> [EXTRACTED RECORDS]:
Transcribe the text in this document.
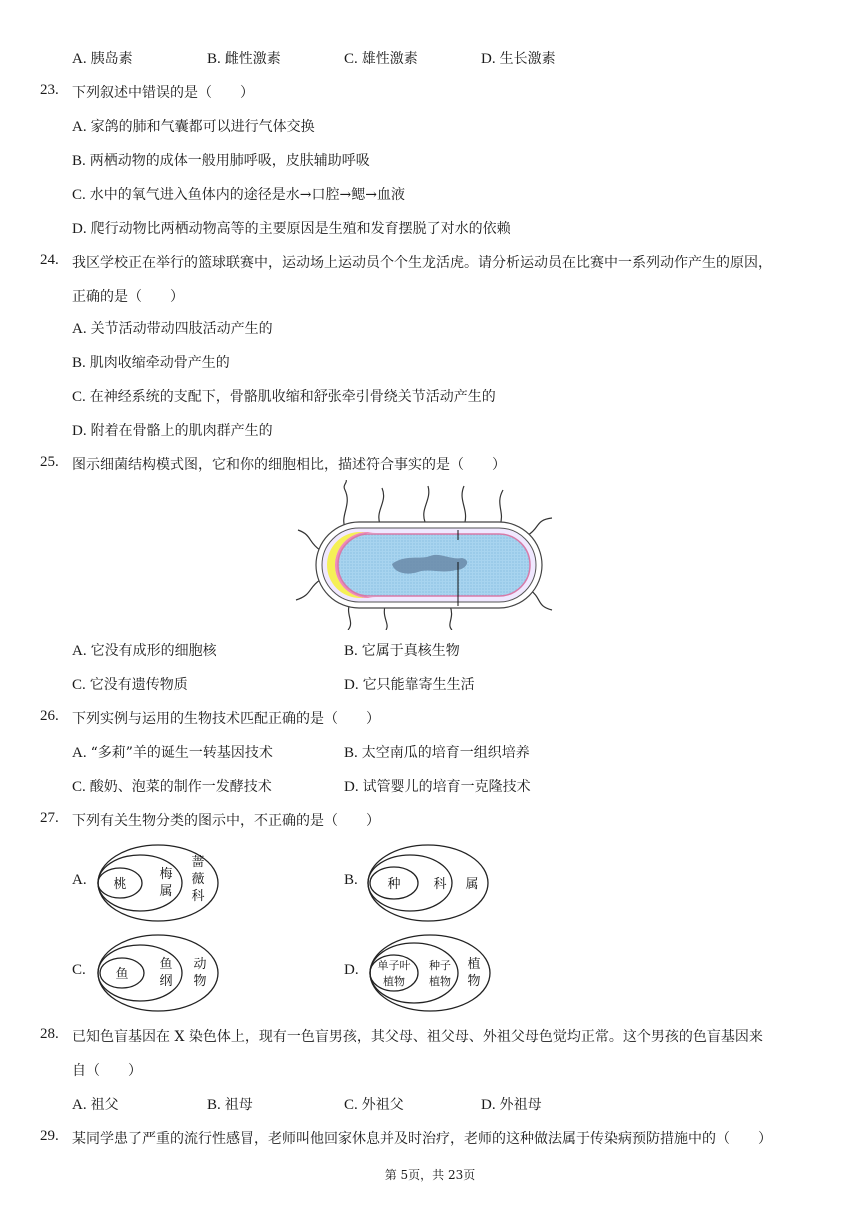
A. 胰岛素	B. 雌性激素	C. 雄性激素	D. 生长激素
23. 下列叙述中错误的是（　　）
A. 家鸽的肺和气囊都可以进行气体交换
B. 两栖动物的成体一般用肺呼吸，皮肤辅助呼吸
C. 水中的氧气进入鱼体内的途径是水→口腔→鳃→血液
D. 爬行动物比两栖动物高等的主要原因是生殖和发育摆脱了对水的依赖
24. 我区学校正在举行的篮球联赛中，运动场上运动员个个生龙活虎。请分析运动员在比赛中一系列动作产生的原因，
正确的是（　　）
A. 关节活动带动四肢活动产生的
B. 肌肉收缩牵动骨产生的
C. 在神经系统的支配下，骨骼肌收缩和舒张牵引骨绕关节活动产生的
D. 附着在骨骼上的肌肉群产生的
25. 图示细菌结构模式图，它和你的细胞相比，描述符合事实的是（　　）
A. 它没有成形的细胞核	B. 它属于真核生物
C. 它没有遗传物质	D. 它只能靠寄生生活
26. 下列实例与运用的生物技术匹配正确的是（　　）
A. “多莉”羊的诞生一转基因技术	B. 太空南瓜的培育一组织培养
C. 酸奶、泡菜的制作一发酵技术	D. 试管婴儿的培育一克隆技术
27. 下列有关生物分类的图示中，不正确的是（　　）
A.	桃
梅
属
蔷
薇
科
B.	种	科 属
C.	鱼
鱼
纲
动
物
D.	单子叶
植物
种子
植物
植
物
28. 已知色盲基因在 X 染色体上，现有一色盲男孩，其父母、祖父母、外祖父母色觉均正常。这个男孩的色盲基因来
自（　　）
A. 祖父	B. 祖母	C. 外祖父	D. 外祖母
29. 某同学患了严重的流行性感冒，老师叫他回家休息并及时治疗，老师的这种做法属于传染病预防措施中的（　　）
第 5页，共 23页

> [YOUR TASK]: All of the material above should be reproduced exactly, except the pictures.

> [SOLUTION]:
Transcribe the text in this document.
A. 胰岛素	B. 雌性激素	C. 雄性激素	D. 生长激素
23. 下列叙述中错误的是（　　）
A. 家鸽的肺和气囊都可以进行气体交换
B. 两栖动物的成体一般用肺呼吸，皮肤辅助呼吸
C. 水中的氧气进入鱼体内的途径是水→口腔→鳃→血液
D. 爬行动物比两栖动物高等的主要原因是生殖和发育摆脱了对水的依赖
24. 我区学校正在举行的篮球联赛中，运动场上运动员个个生龙活虎。请分析运动员在比赛中一系列动作产生的原因，
正确的是（　　）
A. 关节活动带动四肢活动产生的
B. 肌肉收缩牵动骨产生的
C. 在神经系统的支配下，骨骼肌收缩和舒张牵引骨绕关节活动产生的
D. 附着在骨骼上的肌肉群产生的
25. 图示细菌结构模式图，它和你的细胞相比，描述符合事实的是（　　）
A. 它没有成形的细胞核	B. 它属于真核生物
C. 它没有遗传物质	D. 它只能靠寄生生活
26. 下列实例与运用的生物技术匹配正确的是（　　）
A. “多莉”羊的诞生一转基因技术	B. 太空南瓜的培育一组织培养
C. 酸奶、泡菜的制作一发酵技术	D. 试管婴儿的培育一克隆技术
27. 下列有关生物分类的图示中，不正确的是（　　）
A.	桃
梅
属
蔷
薇
科
B.	种	科 属
C.	鱼
鱼
纲
动
物
D.	单子叶
植物
种子
植物
植
物
28. 已知色盲基因在 X 染色体上，现有一色盲男孩，其父母、祖父母、外祖父母色觉均正常。这个男孩的色盲基因来
自（　　）
A. 祖父	B. 祖母	C. 外祖父	D. 外祖母
29. 某同学患了严重的流行性感冒，老师叫他回家休息并及时治疗，老师的这种做法属于传染病预防措施中的（　　）
第 5页，共 23页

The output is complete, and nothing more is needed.